** START Data shown **

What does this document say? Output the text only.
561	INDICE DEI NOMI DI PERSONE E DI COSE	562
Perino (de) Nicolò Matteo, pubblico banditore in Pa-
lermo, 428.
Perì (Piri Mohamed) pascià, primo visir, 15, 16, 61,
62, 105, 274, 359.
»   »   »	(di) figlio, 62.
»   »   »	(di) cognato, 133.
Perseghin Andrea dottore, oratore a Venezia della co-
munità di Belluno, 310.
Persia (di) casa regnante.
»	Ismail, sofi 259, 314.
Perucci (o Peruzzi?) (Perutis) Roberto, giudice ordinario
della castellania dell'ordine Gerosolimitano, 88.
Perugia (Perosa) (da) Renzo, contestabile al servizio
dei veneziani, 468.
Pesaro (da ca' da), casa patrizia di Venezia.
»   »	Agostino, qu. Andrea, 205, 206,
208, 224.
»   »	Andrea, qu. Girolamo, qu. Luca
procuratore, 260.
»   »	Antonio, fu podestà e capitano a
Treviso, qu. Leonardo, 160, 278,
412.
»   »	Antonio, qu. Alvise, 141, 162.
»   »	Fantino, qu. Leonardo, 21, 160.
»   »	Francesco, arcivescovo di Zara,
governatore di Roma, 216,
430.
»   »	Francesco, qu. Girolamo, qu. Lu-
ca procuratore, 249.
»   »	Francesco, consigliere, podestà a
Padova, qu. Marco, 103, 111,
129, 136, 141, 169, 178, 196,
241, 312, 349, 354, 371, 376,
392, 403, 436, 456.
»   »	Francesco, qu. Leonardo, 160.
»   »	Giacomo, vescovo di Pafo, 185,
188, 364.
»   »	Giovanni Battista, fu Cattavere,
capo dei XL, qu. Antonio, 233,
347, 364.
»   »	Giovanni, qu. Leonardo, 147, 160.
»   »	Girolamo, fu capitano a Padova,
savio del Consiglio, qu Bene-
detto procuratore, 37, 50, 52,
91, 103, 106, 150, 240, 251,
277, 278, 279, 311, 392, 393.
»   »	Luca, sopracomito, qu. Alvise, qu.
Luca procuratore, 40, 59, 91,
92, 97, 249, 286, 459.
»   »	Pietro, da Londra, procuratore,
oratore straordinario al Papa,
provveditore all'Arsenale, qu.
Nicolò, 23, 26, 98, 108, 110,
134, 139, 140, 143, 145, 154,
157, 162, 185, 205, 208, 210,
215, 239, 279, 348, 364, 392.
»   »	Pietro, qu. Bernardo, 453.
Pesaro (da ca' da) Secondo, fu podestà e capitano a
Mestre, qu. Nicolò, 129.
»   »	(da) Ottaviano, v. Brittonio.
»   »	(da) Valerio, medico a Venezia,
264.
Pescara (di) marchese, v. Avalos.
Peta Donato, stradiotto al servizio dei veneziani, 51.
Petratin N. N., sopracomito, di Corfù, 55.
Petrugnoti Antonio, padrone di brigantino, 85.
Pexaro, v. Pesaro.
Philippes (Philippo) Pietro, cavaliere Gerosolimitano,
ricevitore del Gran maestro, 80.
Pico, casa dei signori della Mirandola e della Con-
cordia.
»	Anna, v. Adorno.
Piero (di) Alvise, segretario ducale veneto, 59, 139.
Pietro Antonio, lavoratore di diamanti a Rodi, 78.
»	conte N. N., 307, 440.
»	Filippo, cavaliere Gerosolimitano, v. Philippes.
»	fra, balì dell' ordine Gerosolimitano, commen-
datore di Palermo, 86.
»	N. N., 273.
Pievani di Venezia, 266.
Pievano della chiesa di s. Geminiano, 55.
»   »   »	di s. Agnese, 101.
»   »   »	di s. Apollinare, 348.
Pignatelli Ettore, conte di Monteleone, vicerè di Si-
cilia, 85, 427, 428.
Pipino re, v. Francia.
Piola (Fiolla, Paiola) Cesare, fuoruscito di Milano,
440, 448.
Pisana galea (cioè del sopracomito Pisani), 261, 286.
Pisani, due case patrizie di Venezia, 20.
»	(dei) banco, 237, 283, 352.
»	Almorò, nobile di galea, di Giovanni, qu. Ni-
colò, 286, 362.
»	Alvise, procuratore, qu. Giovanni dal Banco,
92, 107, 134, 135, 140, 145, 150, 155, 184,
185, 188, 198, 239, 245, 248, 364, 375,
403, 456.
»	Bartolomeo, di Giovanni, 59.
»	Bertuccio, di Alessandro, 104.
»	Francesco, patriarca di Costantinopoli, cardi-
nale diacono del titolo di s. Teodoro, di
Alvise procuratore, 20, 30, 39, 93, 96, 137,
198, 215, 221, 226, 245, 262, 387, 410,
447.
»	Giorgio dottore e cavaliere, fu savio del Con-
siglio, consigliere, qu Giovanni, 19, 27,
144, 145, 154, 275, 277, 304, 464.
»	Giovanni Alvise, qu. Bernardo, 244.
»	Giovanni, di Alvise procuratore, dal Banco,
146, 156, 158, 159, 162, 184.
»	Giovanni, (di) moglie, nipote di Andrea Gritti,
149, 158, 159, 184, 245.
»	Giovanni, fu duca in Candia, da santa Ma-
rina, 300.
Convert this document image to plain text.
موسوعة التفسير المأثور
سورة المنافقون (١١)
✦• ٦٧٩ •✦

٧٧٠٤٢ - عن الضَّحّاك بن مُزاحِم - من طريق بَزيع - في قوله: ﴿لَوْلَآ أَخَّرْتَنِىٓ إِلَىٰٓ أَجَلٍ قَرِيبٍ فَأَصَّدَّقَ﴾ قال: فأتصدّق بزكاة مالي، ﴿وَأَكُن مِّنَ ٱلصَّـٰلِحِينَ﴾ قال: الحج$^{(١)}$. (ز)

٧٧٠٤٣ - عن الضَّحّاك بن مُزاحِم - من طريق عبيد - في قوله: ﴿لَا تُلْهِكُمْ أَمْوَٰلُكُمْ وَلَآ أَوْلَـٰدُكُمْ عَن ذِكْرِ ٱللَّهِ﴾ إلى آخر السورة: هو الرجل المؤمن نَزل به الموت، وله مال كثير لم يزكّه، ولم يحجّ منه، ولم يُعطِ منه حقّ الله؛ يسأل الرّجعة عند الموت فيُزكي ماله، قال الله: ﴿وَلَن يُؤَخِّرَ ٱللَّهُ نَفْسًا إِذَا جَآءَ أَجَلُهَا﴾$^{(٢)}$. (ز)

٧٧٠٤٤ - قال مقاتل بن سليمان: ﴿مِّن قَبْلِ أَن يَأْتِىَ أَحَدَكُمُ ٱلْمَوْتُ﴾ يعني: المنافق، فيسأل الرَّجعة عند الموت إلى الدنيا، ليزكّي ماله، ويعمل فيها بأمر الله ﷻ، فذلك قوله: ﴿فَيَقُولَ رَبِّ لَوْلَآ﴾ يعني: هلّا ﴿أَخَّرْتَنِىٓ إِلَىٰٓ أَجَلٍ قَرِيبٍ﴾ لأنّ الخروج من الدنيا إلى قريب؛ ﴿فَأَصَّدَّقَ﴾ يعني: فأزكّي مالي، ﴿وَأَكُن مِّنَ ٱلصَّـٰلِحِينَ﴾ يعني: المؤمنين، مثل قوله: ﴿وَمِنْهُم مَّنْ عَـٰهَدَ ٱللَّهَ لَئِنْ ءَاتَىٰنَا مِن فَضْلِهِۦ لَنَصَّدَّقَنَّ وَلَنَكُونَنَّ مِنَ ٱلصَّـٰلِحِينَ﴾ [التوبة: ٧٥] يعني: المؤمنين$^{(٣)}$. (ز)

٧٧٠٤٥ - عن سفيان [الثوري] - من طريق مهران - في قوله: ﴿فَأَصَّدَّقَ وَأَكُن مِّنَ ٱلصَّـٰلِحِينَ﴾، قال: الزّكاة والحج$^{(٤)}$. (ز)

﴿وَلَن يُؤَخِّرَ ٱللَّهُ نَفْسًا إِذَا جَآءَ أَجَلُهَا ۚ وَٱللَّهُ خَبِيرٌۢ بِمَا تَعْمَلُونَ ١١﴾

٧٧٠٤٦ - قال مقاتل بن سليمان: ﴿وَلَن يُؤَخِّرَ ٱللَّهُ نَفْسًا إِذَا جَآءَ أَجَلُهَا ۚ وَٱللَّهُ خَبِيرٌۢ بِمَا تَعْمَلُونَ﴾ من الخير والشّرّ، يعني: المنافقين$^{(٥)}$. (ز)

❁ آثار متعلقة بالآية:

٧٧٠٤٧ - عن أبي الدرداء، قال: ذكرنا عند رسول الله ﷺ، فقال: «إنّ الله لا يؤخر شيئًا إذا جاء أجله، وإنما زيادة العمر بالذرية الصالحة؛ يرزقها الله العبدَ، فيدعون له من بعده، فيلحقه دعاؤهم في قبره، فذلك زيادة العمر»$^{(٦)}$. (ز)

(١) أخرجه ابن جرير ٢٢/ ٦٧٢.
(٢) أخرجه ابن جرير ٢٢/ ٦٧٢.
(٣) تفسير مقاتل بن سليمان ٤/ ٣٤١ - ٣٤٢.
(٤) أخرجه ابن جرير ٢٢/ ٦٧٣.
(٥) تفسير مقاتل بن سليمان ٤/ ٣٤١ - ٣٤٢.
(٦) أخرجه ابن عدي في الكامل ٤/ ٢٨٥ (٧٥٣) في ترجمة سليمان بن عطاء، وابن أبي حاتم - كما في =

** END Data shown **

§ **Exercise description**
A line counts if it holds the word "della". How many lines of the entries count? Give the number only.

§ **Solution for this exercise**
4